• **INPUT RECORDS**
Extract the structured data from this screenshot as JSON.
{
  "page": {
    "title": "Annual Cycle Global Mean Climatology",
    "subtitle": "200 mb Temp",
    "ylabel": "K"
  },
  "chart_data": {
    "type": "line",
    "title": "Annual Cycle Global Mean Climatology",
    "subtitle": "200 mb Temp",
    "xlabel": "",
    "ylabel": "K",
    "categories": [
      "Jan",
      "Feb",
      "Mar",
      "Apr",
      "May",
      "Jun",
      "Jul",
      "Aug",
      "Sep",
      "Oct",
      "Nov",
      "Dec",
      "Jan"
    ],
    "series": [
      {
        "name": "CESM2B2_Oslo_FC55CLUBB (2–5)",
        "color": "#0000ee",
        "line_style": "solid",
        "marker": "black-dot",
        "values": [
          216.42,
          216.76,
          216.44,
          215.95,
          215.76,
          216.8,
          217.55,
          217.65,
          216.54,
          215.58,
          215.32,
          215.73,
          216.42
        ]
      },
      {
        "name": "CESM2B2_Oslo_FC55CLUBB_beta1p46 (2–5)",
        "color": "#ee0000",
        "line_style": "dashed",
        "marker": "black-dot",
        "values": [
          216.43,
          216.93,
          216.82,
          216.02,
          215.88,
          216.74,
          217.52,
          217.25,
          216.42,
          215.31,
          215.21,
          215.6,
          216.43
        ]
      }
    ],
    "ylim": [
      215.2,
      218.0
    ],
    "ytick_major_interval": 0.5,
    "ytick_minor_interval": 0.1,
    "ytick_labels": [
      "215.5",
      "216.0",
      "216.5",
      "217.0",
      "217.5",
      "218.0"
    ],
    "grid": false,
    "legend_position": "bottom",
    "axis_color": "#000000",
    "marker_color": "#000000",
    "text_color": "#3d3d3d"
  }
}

• **PROBLEM REQUIREMENTS**
Your task is to return the full listing exactly as it was given.

• **ANSWER TO THIS TASK**
Extract the structured data from this screenshot as JSON.
{
  "page": {
    "title": "Annual Cycle Global Mean Climatology",
    "subtitle": "200 mb Temp",
    "ylabel": "K"
  },
  "chart_data": {
    "type": "line",
    "title": "Annual Cycle Global Mean Climatology",
    "subtitle": "200 mb Temp",
    "xlabel": "",
    "ylabel": "K",
    "categories": [
      "Jan",
      "Feb",
      "Mar",
      "Apr",
      "May",
      "Jun",
      "Jul",
      "Aug",
      "Sep",
      "Oct",
      "Nov",
      "Dec",
      "Jan"
    ],
    "series": [
      {
        "name": "CESM2B2_Oslo_FC55CLUBB (2–5)",
        "color": "#0000ee",
        "line_style": "solid",
        "marker": "black-dot",
        "values": [
          216.42,
          216.76,
          216.44,
          215.95,
          215.76,
          216.8,
          217.55,
          217.65,
          216.54,
          215.58,
          215.32,
          215.73,
          216.42
        ]
      },
      {
        "name": "CESM2B2_Oslo_FC55CLUBB_beta1p46 (2–5)",
        "color": "#ee0000",
        "line_style": "dashed",
        "marker": "black-dot",
        "values": [
          216.43,
          216.93,
          216.82,
          216.02,
          215.88,
          216.74,
          217.52,
          217.25,
          216.42,
          215.31,
          215.21,
          215.6,
          216.43
        ]
      }
    ],
    "ylim": [
      215.2,
      218.0
    ],
    "ytick_major_interval": 0.5,
    "ytick_minor_interval": 0.1,
    "ytick_labels": [
      "215.5",
      "216.0",
      "216.5",
      "217.0",
      "217.5",
      "218.0"
    ],
    "grid": false,
    "legend_position": "bottom",
    "axis_color": "#000000",
    "marker_color": "#000000",
    "text_color": "#3d3d3d"
  }
}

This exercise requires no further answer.